Exercise details —
Locate the word "list" in the entries below, then gather every line that holds it.

Start of Data section

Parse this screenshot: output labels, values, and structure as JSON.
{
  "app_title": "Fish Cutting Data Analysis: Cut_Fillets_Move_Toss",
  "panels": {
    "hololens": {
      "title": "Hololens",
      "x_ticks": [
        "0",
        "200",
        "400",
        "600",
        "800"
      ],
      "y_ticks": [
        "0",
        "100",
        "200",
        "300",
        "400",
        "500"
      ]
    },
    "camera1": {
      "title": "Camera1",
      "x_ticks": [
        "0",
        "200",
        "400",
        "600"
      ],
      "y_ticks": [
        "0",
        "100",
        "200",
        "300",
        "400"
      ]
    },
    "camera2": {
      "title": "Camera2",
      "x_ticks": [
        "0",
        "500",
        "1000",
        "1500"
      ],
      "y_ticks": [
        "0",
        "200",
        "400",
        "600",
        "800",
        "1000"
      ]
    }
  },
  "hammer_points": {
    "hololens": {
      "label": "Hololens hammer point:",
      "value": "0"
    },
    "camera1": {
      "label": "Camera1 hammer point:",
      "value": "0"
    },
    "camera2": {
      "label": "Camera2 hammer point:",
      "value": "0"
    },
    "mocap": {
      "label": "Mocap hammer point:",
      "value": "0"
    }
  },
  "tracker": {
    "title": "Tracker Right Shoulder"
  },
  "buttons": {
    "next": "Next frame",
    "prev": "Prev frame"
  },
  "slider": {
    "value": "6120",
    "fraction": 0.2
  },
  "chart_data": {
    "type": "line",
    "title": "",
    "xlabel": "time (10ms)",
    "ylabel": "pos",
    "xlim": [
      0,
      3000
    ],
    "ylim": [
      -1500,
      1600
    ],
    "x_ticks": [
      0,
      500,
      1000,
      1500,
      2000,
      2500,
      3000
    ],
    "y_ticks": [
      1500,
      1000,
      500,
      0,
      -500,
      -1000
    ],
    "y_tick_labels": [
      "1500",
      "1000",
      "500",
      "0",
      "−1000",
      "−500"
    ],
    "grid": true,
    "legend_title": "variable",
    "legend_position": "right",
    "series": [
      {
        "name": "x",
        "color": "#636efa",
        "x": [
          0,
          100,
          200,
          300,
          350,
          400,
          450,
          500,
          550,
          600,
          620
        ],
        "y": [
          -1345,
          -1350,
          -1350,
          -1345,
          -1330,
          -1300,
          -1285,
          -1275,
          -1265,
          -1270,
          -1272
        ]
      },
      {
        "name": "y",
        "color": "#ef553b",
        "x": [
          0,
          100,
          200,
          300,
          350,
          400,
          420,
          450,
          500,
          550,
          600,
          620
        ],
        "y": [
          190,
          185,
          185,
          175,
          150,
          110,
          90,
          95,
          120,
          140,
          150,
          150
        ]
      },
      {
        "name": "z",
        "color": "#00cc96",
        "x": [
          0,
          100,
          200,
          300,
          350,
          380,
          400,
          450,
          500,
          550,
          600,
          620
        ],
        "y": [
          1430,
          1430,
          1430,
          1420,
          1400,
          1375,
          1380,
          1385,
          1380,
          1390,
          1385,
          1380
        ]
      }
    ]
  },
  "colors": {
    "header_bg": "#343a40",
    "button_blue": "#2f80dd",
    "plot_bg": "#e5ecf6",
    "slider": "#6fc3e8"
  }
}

End of Data section
Start of Data section

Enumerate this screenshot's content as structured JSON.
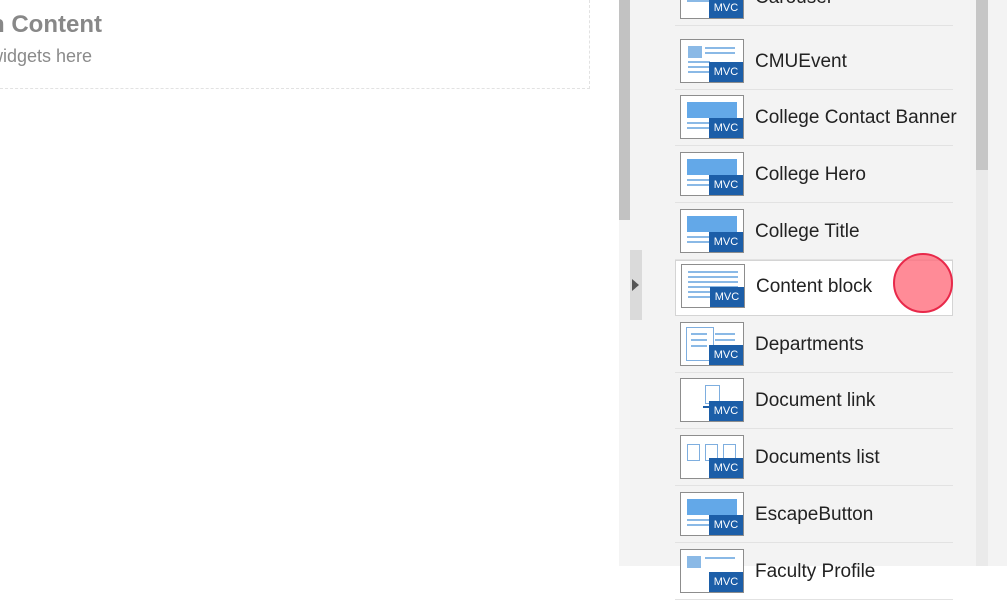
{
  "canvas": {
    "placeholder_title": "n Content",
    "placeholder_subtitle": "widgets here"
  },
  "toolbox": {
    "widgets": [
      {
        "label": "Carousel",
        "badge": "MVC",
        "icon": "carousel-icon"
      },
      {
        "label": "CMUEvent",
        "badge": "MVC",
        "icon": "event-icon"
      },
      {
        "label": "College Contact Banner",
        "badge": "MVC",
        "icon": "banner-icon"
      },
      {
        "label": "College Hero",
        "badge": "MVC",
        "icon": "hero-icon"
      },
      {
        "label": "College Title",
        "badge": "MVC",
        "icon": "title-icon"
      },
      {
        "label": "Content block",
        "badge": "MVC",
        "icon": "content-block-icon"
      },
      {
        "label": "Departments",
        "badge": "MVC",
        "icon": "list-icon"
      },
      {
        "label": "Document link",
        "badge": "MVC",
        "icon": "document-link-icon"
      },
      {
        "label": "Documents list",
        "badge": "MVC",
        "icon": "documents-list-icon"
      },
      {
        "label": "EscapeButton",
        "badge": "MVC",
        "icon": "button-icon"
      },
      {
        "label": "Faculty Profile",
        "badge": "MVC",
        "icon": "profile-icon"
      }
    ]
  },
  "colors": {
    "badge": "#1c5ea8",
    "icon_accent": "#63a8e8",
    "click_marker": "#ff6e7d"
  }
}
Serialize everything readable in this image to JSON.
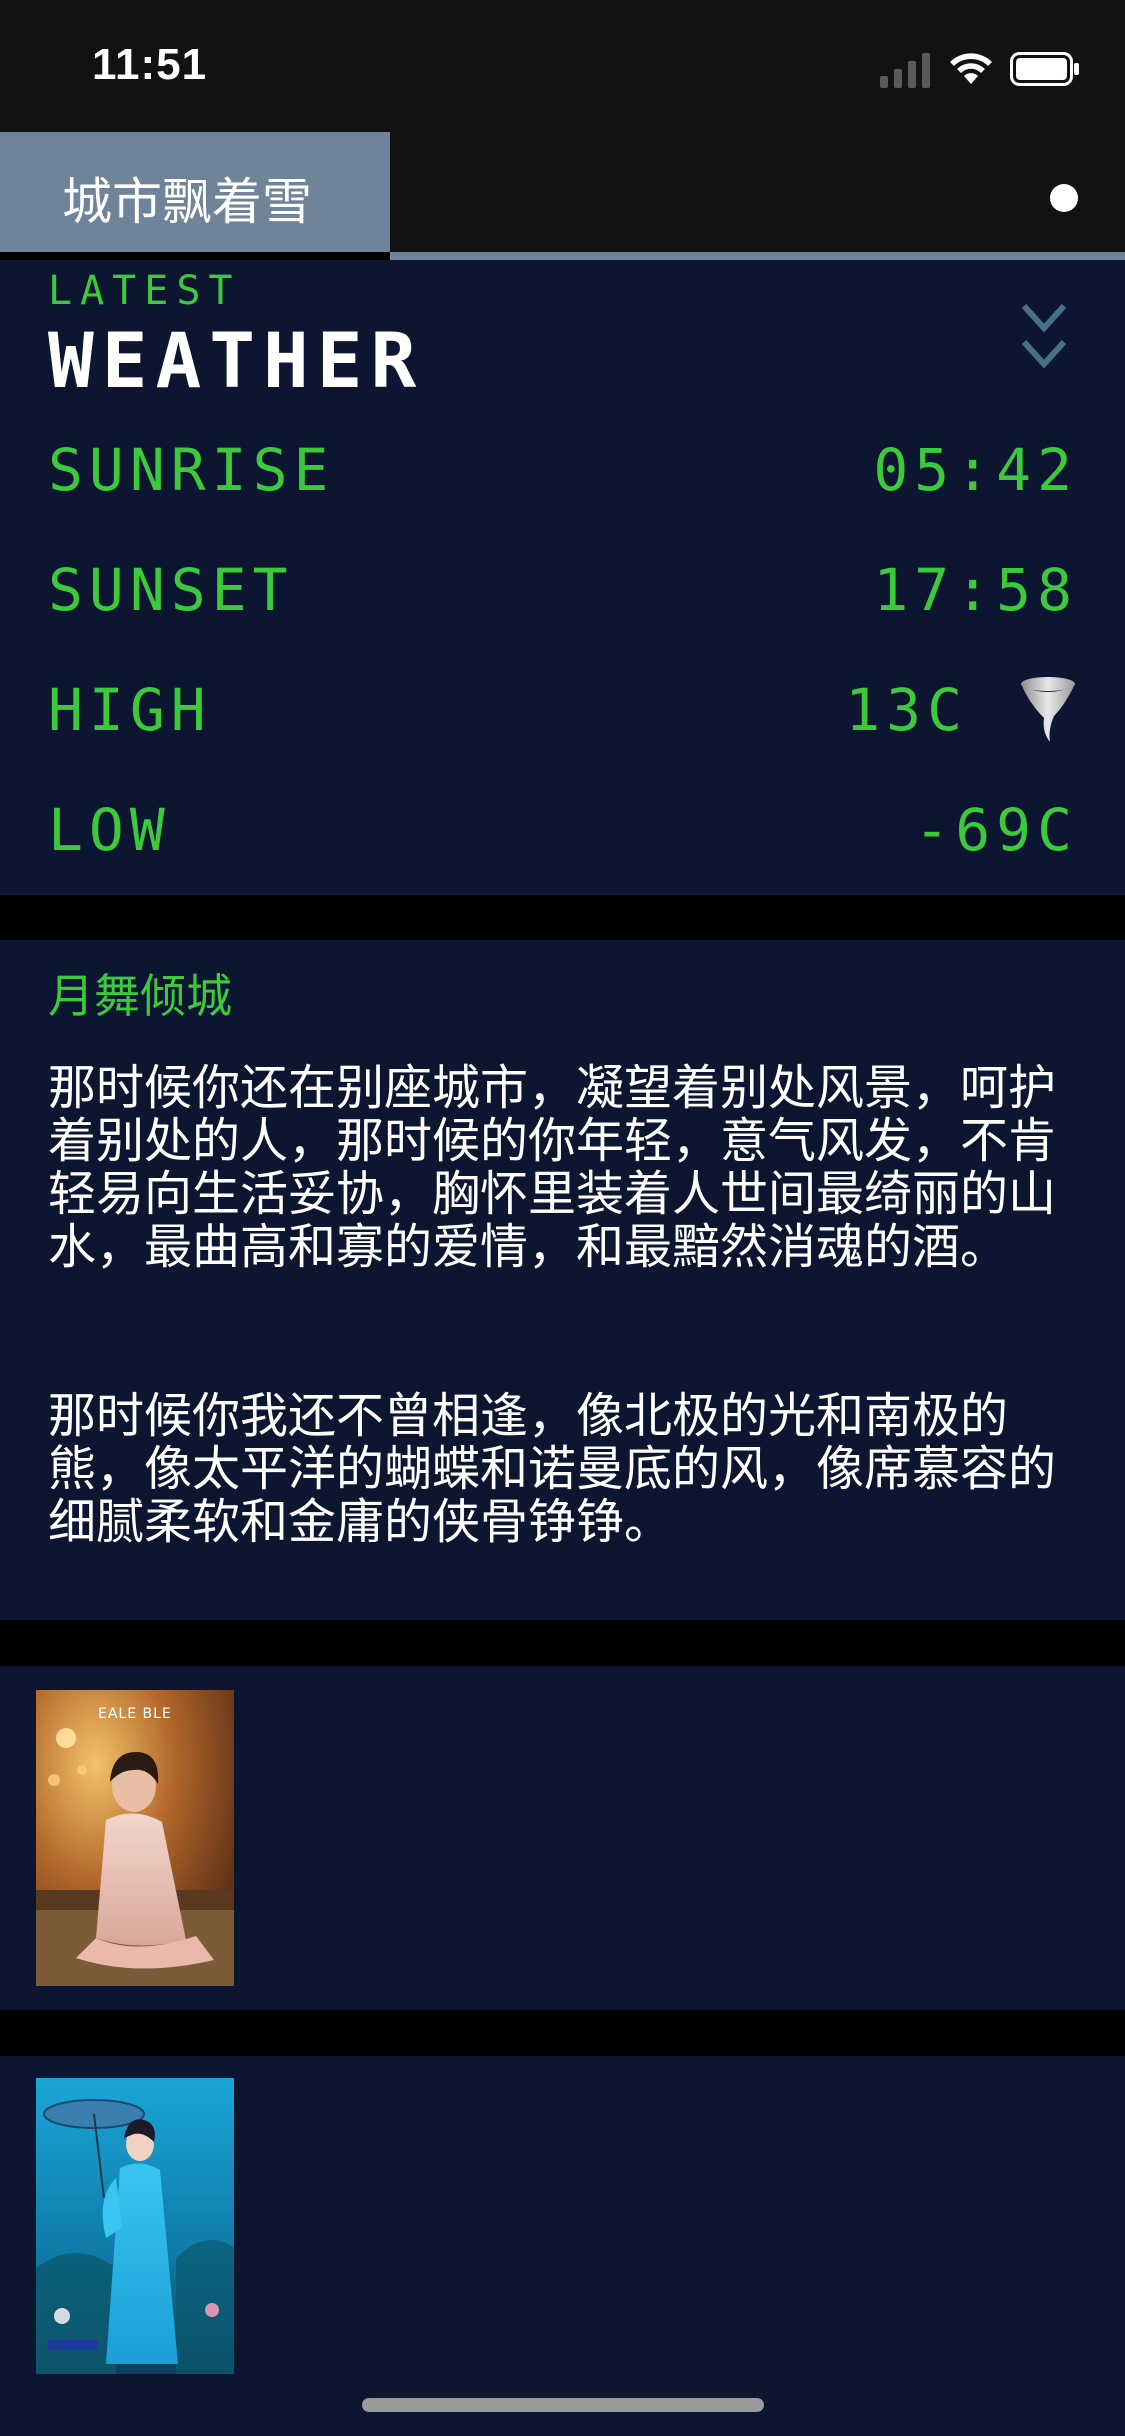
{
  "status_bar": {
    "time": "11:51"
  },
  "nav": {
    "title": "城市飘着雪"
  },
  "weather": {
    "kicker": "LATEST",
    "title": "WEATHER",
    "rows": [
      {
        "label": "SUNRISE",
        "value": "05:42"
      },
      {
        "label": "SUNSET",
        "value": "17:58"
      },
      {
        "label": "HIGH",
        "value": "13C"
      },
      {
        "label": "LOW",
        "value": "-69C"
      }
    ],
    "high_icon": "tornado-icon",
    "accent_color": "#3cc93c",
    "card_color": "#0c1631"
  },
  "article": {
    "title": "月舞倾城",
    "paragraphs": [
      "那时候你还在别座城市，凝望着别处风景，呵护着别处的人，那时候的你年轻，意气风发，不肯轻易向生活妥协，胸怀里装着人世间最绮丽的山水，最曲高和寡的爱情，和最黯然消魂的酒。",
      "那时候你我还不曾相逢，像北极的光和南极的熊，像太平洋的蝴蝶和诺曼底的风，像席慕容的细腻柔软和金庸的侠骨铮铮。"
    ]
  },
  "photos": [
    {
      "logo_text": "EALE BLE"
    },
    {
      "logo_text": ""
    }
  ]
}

End of Data section

Solved exercise —
        "icon": "list-icon"
        "label": "Documents list",
        "icon": "documents-list-icon"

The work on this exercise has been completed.